Description of the task -> Transcribe the material exactly. Images do not belong in the copy.

(Dataset items)
▬▬▬▬▬▬

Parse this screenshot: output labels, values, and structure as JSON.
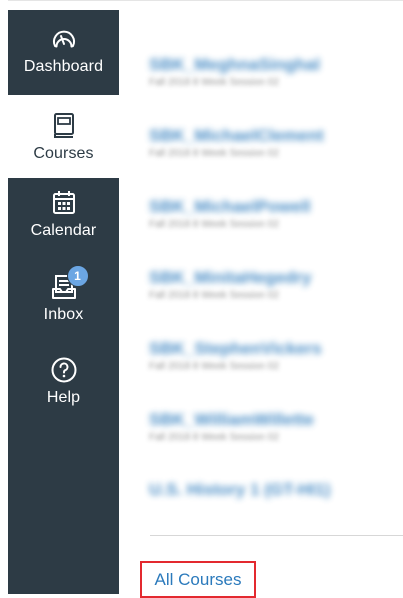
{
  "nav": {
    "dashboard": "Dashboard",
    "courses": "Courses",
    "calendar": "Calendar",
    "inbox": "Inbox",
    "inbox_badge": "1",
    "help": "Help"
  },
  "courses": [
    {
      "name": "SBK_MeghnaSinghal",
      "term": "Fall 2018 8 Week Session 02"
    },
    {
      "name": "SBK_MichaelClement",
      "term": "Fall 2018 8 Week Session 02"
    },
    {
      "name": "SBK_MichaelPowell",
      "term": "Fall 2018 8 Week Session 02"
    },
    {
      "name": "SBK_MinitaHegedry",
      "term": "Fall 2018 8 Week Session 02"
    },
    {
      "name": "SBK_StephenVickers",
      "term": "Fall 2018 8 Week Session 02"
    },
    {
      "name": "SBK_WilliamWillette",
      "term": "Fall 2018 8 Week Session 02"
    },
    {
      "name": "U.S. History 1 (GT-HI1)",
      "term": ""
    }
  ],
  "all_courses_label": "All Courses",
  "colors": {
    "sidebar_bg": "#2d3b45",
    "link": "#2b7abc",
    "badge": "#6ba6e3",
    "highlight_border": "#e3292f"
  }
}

▬▬▬▬▬▬

Output of the exercise ->
Parse this screenshot: output labels, values, and structure as JSON.
{
  "nav": {
    "dashboard": "Dashboard",
    "courses": "Courses",
    "calendar": "Calendar",
    "inbox": "Inbox",
    "inbox_badge": "1",
    "help": "Help"
  },
  "courses": [
    {
      "name": "SBK_MeghnaSinghal",
      "term": "Fall 2018 8 Week Session 02"
    },
    {
      "name": "SBK_MichaelClement",
      "term": "Fall 2018 8 Week Session 02"
    },
    {
      "name": "SBK_MichaelPowell",
      "term": "Fall 2018 8 Week Session 02"
    },
    {
      "name": "SBK_MinitaHegedry",
      "term": "Fall 2018 8 Week Session 02"
    },
    {
      "name": "SBK_StephenVickers",
      "term": "Fall 2018 8 Week Session 02"
    },
    {
      "name": "SBK_WilliamWillette",
      "term": "Fall 2018 8 Week Session 02"
    },
    {
      "name": "U.S. History 1 (GT-HI1)",
      "term": ""
    }
  ],
  "all_courses_label": "All Courses",
  "colors": {
    "sidebar_bg": "#2d3b45",
    "link": "#2b7abc",
    "badge": "#6ba6e3",
    "highlight_border": "#e3292f"
  }
}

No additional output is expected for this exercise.